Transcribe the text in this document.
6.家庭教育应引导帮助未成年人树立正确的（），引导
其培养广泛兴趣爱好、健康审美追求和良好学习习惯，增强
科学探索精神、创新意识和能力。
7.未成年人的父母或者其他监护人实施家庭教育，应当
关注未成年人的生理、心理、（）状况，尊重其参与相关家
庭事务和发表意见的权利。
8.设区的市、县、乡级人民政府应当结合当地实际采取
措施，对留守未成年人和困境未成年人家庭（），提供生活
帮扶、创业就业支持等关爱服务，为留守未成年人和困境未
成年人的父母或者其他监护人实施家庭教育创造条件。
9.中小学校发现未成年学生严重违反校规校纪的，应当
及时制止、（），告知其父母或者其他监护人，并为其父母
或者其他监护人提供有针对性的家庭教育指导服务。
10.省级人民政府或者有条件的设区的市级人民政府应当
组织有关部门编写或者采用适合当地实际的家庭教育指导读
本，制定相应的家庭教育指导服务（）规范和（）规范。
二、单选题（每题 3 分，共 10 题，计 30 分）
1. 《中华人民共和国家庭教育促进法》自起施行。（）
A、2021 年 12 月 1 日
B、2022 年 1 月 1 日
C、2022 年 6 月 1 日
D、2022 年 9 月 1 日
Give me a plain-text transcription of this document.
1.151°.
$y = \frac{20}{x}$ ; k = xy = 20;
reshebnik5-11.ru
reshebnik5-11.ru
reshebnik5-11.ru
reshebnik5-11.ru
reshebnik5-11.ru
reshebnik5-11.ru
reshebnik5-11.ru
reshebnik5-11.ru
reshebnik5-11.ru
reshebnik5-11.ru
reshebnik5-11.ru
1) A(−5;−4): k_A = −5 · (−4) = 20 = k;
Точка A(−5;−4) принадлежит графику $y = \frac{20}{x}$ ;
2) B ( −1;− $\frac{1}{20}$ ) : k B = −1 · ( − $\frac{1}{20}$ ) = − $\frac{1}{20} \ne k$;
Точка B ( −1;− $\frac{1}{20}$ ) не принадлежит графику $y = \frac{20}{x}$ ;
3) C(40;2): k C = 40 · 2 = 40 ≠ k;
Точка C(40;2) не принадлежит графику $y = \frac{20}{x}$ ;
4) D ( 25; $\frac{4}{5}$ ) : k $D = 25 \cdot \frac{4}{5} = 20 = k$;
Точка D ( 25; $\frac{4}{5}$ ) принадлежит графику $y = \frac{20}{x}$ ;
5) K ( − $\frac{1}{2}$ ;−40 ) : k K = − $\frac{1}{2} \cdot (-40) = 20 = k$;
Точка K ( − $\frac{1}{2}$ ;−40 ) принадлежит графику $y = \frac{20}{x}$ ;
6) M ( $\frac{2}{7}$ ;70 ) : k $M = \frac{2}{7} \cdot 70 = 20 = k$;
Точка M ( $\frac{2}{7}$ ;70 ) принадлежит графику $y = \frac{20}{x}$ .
____________
- Direction -
Using the records above, copy each line that contains "text".

- Task output -
Transcribe the text in this document.
Give me a plain-text transcription of this document.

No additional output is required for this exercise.